Stated goal — Copy every line from the data below in which the string "title" can be found.

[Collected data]
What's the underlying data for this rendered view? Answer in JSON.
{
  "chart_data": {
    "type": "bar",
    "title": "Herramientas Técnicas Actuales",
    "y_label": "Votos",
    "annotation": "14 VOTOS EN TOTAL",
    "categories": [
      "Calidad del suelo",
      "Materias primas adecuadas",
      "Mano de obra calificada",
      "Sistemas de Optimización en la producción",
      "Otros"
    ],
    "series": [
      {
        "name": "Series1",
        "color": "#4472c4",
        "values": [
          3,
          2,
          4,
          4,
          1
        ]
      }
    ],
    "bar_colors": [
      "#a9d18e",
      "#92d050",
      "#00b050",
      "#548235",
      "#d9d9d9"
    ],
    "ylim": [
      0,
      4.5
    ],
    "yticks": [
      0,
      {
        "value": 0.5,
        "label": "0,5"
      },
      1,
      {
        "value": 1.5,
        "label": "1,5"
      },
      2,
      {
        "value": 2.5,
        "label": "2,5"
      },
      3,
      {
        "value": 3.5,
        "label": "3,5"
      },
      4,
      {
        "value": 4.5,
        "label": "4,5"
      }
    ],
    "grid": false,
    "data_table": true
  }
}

--

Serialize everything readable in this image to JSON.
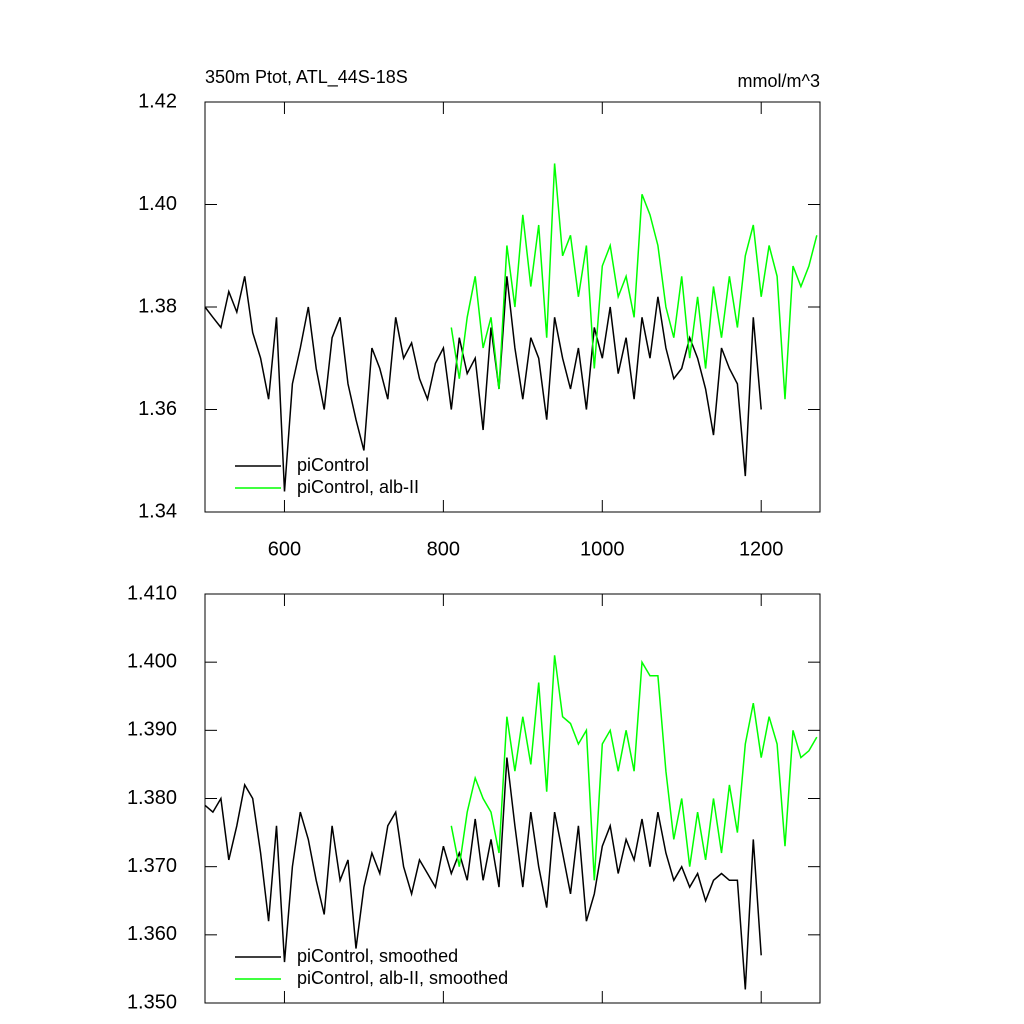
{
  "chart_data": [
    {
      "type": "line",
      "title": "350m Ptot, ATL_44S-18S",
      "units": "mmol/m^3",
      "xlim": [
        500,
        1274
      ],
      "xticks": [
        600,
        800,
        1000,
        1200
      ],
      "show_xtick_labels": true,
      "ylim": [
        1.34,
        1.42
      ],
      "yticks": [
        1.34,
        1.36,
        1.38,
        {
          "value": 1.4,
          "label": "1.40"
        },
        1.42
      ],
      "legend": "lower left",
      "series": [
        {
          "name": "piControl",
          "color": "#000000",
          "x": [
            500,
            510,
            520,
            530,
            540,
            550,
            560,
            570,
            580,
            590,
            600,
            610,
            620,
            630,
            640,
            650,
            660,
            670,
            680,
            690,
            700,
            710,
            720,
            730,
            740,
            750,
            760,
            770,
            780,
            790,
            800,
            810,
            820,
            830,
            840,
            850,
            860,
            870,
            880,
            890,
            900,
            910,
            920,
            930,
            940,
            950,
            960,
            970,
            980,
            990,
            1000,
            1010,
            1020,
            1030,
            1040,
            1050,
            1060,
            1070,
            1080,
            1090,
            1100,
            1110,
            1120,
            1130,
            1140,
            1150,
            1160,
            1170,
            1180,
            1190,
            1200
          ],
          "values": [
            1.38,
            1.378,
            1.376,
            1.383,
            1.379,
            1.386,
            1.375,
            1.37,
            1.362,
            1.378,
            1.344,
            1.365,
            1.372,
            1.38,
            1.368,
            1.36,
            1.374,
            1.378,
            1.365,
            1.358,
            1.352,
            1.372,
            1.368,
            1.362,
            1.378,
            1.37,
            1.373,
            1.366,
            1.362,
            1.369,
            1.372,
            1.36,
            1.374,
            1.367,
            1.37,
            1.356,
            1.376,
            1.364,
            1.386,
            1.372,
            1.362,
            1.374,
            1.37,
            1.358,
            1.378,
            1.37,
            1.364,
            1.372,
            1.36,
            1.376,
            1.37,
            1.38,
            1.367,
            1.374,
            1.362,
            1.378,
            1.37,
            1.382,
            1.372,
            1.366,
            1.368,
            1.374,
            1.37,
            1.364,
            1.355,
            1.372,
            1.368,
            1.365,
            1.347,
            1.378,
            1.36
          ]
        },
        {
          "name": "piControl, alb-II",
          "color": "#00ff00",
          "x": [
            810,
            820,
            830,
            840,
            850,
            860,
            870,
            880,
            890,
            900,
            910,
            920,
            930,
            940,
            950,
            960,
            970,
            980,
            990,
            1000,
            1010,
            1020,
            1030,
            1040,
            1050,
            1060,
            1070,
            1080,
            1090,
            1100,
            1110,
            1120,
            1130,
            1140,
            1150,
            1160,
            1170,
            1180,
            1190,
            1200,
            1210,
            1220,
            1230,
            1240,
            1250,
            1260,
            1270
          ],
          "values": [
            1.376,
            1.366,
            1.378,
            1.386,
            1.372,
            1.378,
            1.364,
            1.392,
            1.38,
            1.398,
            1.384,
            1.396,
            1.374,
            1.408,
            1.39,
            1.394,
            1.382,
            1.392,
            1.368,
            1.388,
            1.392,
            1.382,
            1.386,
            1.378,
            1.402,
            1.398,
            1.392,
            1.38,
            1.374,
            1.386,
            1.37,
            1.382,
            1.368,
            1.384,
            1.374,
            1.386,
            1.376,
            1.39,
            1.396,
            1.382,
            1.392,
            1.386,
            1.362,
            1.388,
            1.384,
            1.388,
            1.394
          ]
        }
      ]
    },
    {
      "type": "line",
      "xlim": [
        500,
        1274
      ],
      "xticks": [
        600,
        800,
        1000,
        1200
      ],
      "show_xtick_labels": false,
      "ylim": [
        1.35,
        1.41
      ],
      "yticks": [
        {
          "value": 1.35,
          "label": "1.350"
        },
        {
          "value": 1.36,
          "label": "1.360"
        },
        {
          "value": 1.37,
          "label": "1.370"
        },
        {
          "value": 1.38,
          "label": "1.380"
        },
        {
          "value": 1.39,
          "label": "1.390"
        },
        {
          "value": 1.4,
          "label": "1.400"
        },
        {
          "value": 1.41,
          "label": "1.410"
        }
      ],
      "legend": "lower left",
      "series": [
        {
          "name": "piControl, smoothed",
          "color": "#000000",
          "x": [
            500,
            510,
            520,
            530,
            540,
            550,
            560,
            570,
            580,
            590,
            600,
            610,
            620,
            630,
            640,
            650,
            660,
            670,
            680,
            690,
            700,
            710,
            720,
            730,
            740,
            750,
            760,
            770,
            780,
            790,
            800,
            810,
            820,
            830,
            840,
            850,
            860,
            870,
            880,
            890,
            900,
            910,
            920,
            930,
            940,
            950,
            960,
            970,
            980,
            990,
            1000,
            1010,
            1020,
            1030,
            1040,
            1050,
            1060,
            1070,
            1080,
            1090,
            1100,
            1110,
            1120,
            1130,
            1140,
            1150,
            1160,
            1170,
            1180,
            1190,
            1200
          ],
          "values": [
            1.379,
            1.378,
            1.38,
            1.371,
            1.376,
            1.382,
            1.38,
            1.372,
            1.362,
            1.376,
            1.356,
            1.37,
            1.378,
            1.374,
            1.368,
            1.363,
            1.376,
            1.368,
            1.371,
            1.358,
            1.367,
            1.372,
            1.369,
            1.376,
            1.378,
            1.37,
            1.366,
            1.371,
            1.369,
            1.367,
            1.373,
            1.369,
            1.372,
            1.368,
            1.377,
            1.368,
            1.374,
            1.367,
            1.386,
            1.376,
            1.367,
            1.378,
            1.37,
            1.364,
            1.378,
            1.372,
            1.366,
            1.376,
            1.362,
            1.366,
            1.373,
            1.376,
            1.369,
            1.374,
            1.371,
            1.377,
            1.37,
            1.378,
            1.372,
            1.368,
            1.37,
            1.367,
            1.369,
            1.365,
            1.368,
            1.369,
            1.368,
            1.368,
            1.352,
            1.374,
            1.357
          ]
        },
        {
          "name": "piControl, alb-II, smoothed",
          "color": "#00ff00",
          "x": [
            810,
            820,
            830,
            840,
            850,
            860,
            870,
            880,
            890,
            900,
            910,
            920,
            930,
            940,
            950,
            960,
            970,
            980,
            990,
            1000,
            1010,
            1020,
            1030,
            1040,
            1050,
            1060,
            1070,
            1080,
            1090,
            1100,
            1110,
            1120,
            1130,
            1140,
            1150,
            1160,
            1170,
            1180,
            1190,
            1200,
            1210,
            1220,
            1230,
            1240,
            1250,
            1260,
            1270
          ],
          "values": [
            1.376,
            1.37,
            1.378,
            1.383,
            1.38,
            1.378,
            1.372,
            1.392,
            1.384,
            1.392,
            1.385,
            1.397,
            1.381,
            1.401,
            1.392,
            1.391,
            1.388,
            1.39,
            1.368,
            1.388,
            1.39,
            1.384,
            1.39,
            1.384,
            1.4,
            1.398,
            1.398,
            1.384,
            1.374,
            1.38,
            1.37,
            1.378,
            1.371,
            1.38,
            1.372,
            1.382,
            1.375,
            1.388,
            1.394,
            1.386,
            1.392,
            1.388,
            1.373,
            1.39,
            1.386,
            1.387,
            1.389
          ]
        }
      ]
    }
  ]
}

Solution for this problem —
    "title": "Herramientas Técnicas Actuales",
      "title": "350m Ptot, ATL_44S-18S",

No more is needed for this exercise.